• Work instructions:
Your task is to restate the data word for word.

• Information provided:

Start

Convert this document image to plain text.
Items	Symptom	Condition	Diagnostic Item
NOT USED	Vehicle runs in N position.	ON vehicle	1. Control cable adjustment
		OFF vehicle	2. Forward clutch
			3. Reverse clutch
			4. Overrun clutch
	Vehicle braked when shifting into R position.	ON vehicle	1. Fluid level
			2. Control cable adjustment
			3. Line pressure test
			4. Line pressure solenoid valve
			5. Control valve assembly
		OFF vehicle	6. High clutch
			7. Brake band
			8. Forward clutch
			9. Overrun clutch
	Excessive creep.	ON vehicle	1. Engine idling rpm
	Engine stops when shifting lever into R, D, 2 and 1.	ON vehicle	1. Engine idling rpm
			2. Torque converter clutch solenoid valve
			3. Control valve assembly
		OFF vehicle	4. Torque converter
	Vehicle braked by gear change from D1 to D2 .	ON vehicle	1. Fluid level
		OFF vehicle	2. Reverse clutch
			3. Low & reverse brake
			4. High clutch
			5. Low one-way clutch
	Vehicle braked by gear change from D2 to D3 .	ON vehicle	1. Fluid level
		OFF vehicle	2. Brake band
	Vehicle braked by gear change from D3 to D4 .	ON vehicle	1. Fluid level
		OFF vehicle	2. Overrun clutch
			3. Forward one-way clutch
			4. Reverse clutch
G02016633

End

• Solution:
Convert this document image to plain text.
Items	Symptom	Condition	Diagnostic Item
NOT USED	Vehicle runs in N position.	ON vehicle	1. Control cable adjustment
		OFF vehicle	2. Forward clutch
			3. Reverse clutch
			4. Overrun clutch
	Vehicle braked when shifting into R position.	ON vehicle	1. Fluid level
			2. Control cable adjustment
			3. Line pressure test
			4. Line pressure solenoid valve
			5. Control valve assembly
		OFF vehicle	6. High clutch
			7. Brake band
			8. Forward clutch
			9. Overrun clutch
	Excessive creep.	ON vehicle	1. Engine idling rpm
	Engine stops when shifting lever into R, D, 2 and 1.	ON vehicle	1. Engine idling rpm
			2. Torque converter clutch solenoid valve
			3. Control valve assembly
		OFF vehicle	4. Torque converter
	Vehicle braked by gear change from D1 to D2 .	ON vehicle	1. Fluid level
		OFF vehicle	2. Reverse clutch
			3. Low & reverse brake
			4. High clutch
			5. Low one-way clutch
	Vehicle braked by gear change from D2 to D3 .	ON vehicle	1. Fluid level
		OFF vehicle	2. Brake band
	Vehicle braked by gear change from D3 to D4 .	ON vehicle	1. Fluid level
		OFF vehicle	2. Overrun clutch
			3. Forward one-way clutch
			4. Reverse clutch
G02016633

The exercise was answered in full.